-- Set task --
Copy out the items below, swapping "Sunset" for "Sundown" and leaving everything else as it is.
# Start of Extracted entries
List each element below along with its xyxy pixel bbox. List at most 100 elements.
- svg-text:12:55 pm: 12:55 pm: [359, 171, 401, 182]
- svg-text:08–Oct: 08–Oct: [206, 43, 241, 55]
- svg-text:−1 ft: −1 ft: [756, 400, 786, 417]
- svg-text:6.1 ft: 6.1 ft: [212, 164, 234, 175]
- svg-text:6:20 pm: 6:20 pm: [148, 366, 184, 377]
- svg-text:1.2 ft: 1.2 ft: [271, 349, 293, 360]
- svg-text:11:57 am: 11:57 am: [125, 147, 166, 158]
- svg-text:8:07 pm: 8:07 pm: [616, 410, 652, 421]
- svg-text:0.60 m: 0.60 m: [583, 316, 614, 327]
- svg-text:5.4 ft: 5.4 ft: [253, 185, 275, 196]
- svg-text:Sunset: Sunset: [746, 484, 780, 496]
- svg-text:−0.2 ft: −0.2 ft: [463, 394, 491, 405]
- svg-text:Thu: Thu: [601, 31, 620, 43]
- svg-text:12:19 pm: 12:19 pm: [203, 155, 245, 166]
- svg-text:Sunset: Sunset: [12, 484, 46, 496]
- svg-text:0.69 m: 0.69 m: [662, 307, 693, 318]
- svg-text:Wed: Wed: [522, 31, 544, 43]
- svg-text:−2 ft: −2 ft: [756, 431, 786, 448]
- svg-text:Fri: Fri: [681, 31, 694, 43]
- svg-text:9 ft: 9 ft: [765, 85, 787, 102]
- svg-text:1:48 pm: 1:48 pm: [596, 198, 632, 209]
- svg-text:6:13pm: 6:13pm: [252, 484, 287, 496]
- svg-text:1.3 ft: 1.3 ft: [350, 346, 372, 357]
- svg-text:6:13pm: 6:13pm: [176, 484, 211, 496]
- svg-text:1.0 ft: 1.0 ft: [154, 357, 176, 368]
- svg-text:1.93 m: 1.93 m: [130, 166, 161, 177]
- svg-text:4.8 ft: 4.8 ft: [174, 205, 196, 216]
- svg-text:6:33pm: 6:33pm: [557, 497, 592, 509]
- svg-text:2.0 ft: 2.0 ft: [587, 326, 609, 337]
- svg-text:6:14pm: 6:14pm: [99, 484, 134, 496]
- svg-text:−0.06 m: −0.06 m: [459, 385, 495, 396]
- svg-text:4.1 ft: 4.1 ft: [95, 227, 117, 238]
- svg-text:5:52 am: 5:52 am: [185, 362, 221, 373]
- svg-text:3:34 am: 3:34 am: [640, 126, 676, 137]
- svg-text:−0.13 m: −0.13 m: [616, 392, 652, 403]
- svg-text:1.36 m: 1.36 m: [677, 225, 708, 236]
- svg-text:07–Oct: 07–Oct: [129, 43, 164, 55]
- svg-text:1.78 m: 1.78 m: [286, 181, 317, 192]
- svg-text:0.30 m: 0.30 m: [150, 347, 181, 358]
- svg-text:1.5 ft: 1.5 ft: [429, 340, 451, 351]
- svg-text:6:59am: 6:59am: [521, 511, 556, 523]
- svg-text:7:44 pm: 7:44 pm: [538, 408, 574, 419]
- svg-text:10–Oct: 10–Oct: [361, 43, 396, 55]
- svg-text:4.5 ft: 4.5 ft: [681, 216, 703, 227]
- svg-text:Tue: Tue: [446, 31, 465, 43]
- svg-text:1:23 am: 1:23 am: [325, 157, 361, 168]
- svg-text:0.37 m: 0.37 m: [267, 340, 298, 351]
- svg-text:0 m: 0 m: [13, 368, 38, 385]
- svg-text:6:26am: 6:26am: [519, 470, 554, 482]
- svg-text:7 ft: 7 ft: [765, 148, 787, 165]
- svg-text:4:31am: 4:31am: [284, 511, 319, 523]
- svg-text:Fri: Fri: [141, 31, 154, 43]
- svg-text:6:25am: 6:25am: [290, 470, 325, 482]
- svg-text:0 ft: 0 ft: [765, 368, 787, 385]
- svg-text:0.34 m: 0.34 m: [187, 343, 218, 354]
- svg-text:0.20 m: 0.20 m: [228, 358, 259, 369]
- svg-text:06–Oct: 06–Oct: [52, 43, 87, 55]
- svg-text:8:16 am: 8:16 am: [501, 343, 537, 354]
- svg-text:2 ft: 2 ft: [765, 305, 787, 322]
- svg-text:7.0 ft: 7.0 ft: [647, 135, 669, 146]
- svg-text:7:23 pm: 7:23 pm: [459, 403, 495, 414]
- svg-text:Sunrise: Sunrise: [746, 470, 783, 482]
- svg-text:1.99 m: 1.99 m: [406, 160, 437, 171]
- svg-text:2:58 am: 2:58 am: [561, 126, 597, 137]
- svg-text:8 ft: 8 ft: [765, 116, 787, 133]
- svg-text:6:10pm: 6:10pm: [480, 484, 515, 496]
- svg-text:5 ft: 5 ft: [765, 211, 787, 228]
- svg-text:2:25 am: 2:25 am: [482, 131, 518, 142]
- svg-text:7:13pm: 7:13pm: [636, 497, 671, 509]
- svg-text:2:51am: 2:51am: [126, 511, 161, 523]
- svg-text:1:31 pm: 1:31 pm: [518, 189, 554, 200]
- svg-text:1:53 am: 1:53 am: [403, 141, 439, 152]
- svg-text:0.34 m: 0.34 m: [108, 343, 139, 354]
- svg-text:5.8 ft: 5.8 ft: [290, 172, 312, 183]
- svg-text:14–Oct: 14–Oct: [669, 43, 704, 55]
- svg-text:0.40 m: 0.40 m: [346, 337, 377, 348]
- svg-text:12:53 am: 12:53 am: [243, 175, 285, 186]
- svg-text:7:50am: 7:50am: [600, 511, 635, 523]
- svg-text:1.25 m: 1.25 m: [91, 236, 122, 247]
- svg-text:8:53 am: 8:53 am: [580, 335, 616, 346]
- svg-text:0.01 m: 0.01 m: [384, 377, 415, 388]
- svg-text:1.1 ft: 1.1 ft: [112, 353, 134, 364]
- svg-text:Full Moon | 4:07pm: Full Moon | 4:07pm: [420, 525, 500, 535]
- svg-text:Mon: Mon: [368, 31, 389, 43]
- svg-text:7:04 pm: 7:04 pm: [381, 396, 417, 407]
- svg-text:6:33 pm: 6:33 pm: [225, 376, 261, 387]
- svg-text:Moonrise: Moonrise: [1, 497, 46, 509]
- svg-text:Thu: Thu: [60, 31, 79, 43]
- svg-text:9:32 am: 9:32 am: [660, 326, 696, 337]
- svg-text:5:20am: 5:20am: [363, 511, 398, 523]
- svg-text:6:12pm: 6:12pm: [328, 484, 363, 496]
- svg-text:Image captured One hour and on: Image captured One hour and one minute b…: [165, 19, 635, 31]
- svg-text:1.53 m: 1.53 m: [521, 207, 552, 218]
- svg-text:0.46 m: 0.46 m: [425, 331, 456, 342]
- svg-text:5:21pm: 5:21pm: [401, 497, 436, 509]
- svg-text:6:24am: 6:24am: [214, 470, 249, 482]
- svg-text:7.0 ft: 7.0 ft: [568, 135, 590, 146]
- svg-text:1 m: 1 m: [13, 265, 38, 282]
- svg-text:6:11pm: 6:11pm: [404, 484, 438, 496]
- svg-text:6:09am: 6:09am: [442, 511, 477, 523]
# End of Extracted entries
-- Task answer --
List each element below along with its xyxy pixel bbox. List at most 100 elements.
- svg-text:12:55 pm: 12:55 pm: [359, 171, 401, 182]
- svg-text:08–Oct: 08–Oct: [206, 43, 241, 55]
- svg-text:−1 ft: −1 ft: [756, 400, 786, 417]
- svg-text:6.1 ft: 6.1 ft: [212, 164, 234, 175]
- svg-text:6:20 pm: 6:20 pm: [148, 366, 184, 377]
- svg-text:1.2 ft: 1.2 ft: [271, 349, 293, 360]
- svg-text:11:57 am: 11:57 am: [125, 147, 166, 158]
- svg-text:8:07 pm: 8:07 pm: [616, 410, 652, 421]
- svg-text:0.60 m: 0.60 m: [583, 316, 614, 327]
- svg-text:5.4 ft: 5.4 ft: [253, 185, 275, 196]
- svg-text:Sundown: Sundown: [746, 484, 780, 496]
- svg-text:−0.2 ft: −0.2 ft: [463, 394, 491, 405]
- svg-text:Thu: Thu: [601, 31, 620, 43]
- svg-text:12:19 pm: 12:19 pm: [203, 155, 245, 166]
- svg-text:Sundown: Sundown: [12, 484, 46, 496]
- svg-text:0.69 m: 0.69 m: [662, 307, 693, 318]
- svg-text:Wed: Wed: [522, 31, 544, 43]
- svg-text:−2 ft: −2 ft: [756, 431, 786, 448]
- svg-text:Fri: Fri: [681, 31, 694, 43]
- svg-text:9 ft: 9 ft: [765, 85, 787, 102]
- svg-text:1:48 pm: 1:48 pm: [596, 198, 632, 209]
- svg-text:6:13pm: 6:13pm: [252, 484, 287, 496]
- svg-text:1.3 ft: 1.3 ft: [350, 346, 372, 357]
- svg-text:6:13pm: 6:13pm: [176, 484, 211, 496]
- svg-text:1.0 ft: 1.0 ft: [154, 357, 176, 368]
- svg-text:1.93 m: 1.93 m: [130, 166, 161, 177]
- svg-text:4.8 ft: 4.8 ft: [174, 205, 196, 216]
- svg-text:6:33pm: 6:33pm: [557, 497, 592, 509]
- svg-text:2.0 ft: 2.0 ft: [587, 326, 609, 337]
- svg-text:6:14pm: 6:14pm: [99, 484, 134, 496]
- svg-text:−0.06 m: −0.06 m: [459, 385, 495, 396]
- svg-text:4.1 ft: 4.1 ft: [95, 227, 117, 238]
- svg-text:5:52 am: 5:52 am: [185, 362, 221, 373]
- svg-text:3:34 am: 3:34 am: [640, 126, 676, 137]
- svg-text:−0.13 m: −0.13 m: [616, 392, 652, 403]
- svg-text:1.36 m: 1.36 m: [677, 225, 708, 236]
- svg-text:07–Oct: 07–Oct: [129, 43, 164, 55]
- svg-text:1.78 m: 1.78 m: [286, 181, 317, 192]
- svg-text:0.30 m: 0.30 m: [150, 347, 181, 358]
- svg-text:1.5 ft: 1.5 ft: [429, 340, 451, 351]
- svg-text:6:59am: 6:59am: [521, 511, 556, 523]
- svg-text:7:44 pm: 7:44 pm: [538, 408, 574, 419]
- svg-text:10–Oct: 10–Oct: [361, 43, 396, 55]
- svg-text:4.5 ft: 4.5 ft: [681, 216, 703, 227]
- svg-text:Tue: Tue: [446, 31, 465, 43]
- svg-text:1:23 am: 1:23 am: [325, 157, 361, 168]
- svg-text:0.37 m: 0.37 m: [267, 340, 298, 351]
- svg-text:0 m: 0 m: [13, 368, 38, 385]
- svg-text:6:26am: 6:26am: [519, 470, 554, 482]
- svg-text:7 ft: 7 ft: [765, 148, 787, 165]
- svg-text:4:31am: 4:31am: [284, 511, 319, 523]
- svg-text:Fri: Fri: [141, 31, 154, 43]
- svg-text:6:25am: 6:25am: [290, 470, 325, 482]
- svg-text:0 ft: 0 ft: [765, 368, 787, 385]
- svg-text:0.34 m: 0.34 m: [187, 343, 218, 354]
- svg-text:0.20 m: 0.20 m: [228, 358, 259, 369]
- svg-text:06–Oct: 06–Oct: [52, 43, 87, 55]
- svg-text:8:16 am: 8:16 am: [501, 343, 537, 354]
- svg-text:2 ft: 2 ft: [765, 305, 787, 322]
- svg-text:7.0 ft: 7.0 ft: [647, 135, 669, 146]
- svg-text:7:23 pm: 7:23 pm: [459, 403, 495, 414]
- svg-text:Sunrise: Sunrise: [746, 470, 783, 482]
- svg-text:1.99 m: 1.99 m: [406, 160, 437, 171]
- svg-text:2:58 am: 2:58 am: [561, 126, 597, 137]
- svg-text:8 ft: 8 ft: [765, 116, 787, 133]
- svg-text:6:10pm: 6:10pm: [480, 484, 515, 496]
- svg-text:5 ft: 5 ft: [765, 211, 787, 228]
- svg-text:2:25 am: 2:25 am: [482, 131, 518, 142]
- svg-text:7:13pm: 7:13pm: [636, 497, 671, 509]
- svg-text:2:51am: 2:51am: [126, 511, 161, 523]
- svg-text:1:31 pm: 1:31 pm: [518, 189, 554, 200]
- svg-text:1:53 am: 1:53 am: [403, 141, 439, 152]
- svg-text:0.34 m: 0.34 m: [108, 343, 139, 354]
- svg-text:5.8 ft: 5.8 ft: [290, 172, 312, 183]
- svg-text:14–Oct: 14–Oct: [669, 43, 704, 55]
- svg-text:0.40 m: 0.40 m: [346, 337, 377, 348]
- svg-text:12:53 am: 12:53 am: [243, 175, 285, 186]
- svg-text:7:50am: 7:50am: [600, 511, 635, 523]
- svg-text:1.25 m: 1.25 m: [91, 236, 122, 247]
- svg-text:8:53 am: 8:53 am: [580, 335, 616, 346]
- svg-text:0.01 m: 0.01 m: [384, 377, 415, 388]
- svg-text:1.1 ft: 1.1 ft: [112, 353, 134, 364]
- svg-text:Full Moon | 4:07pm: Full Moon | 4:07pm: [420, 525, 500, 535]
- svg-text:Mon: Mon: [368, 31, 389, 43]
- svg-text:7:04 pm: 7:04 pm: [381, 396, 417, 407]
- svg-text:6:33 pm: 6:33 pm: [225, 376, 261, 387]
- svg-text:Moonrise: Moonrise: [1, 497, 46, 509]
- svg-text:Thu: Thu: [60, 31, 79, 43]
- svg-text:9:32 am: 9:32 am: [660, 326, 696, 337]
- svg-text:5:20am: 5:20am: [363, 511, 398, 523]
- svg-text:6:12pm: 6:12pm: [328, 484, 363, 496]
- svg-text:Image captured One hour and on: Image captured One hour and one minute b…: [165, 19, 635, 31]
- svg-text:1.53 m: 1.53 m: [521, 207, 552, 218]
- svg-text:0.46 m: 0.46 m: [425, 331, 456, 342]
- svg-text:5:21pm: 5:21pm: [401, 497, 436, 509]
- svg-text:6:24am: 6:24am: [214, 470, 249, 482]
- svg-text:7.0 ft: 7.0 ft: [568, 135, 590, 146]
- svg-text:1 m: 1 m: [13, 265, 38, 282]
- svg-text:6:11pm: 6:11pm: [404, 484, 438, 496]
- svg-text:6:09am: 6:09am: [442, 511, 477, 523]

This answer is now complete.